### Request
All records are to be retyped faithfully and completely.

-=-=-

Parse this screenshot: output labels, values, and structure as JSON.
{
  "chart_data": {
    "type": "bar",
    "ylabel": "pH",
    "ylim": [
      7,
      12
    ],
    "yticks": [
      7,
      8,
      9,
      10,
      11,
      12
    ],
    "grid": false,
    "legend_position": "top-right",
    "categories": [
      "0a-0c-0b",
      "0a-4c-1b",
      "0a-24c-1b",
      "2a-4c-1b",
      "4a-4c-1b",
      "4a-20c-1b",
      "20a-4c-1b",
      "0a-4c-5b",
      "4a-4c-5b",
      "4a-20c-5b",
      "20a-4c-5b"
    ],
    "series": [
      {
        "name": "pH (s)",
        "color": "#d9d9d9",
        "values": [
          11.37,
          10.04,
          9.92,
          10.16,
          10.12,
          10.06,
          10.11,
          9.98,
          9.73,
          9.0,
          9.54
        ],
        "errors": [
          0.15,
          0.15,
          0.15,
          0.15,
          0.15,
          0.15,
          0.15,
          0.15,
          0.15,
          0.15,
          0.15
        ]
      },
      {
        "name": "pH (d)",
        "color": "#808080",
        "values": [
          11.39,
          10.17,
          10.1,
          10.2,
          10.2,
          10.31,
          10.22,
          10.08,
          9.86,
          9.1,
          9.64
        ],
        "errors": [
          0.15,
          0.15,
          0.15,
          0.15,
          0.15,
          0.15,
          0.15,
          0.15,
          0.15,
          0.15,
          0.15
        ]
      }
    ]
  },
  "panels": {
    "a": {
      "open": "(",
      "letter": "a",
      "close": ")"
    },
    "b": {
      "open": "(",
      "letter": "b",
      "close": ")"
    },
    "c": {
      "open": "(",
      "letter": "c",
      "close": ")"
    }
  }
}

-=-=-

### Result of this task
Parse this screenshot: output labels, values, and structure as JSON.
{
  "chart_data": {
    "type": "bar",
    "ylabel": "pH",
    "ylim": [
      7,
      12
    ],
    "yticks": [
      7,
      8,
      9,
      10,
      11,
      12
    ],
    "grid": false,
    "legend_position": "top-right",
    "categories": [
      "0a-0c-0b",
      "0a-4c-1b",
      "0a-24c-1b",
      "2a-4c-1b",
      "4a-4c-1b",
      "4a-20c-1b",
      "20a-4c-1b",
      "0a-4c-5b",
      "4a-4c-5b",
      "4a-20c-5b",
      "20a-4c-5b"
    ],
    "series": [
      {
        "name": "pH (s)",
        "color": "#d9d9d9",
        "values": [
          11.37,
          10.04,
          9.92,
          10.16,
          10.12,
          10.06,
          10.11,
          9.98,
          9.73,
          9.0,
          9.54
        ],
        "errors": [
          0.15,
          0.15,
          0.15,
          0.15,
          0.15,
          0.15,
          0.15,
          0.15,
          0.15,
          0.15,
          0.15
        ]
      },
      {
        "name": "pH (d)",
        "color": "#808080",
        "values": [
          11.39,
          10.17,
          10.1,
          10.2,
          10.2,
          10.31,
          10.22,
          10.08,
          9.86,
          9.1,
          9.64
        ],
        "errors": [
          0.15,
          0.15,
          0.15,
          0.15,
          0.15,
          0.15,
          0.15,
          0.15,
          0.15,
          0.15,
          0.15
        ]
      }
    ]
  },
  "panels": {
    "a": {
      "open": "(",
      "letter": "a",
      "close": ")"
    },
    "b": {
      "open": "(",
      "letter": "b",
      "close": ")"
    },
    "c": {
      "open": "(",
      "letter": "c",
      "close": ")"
    }
  }
}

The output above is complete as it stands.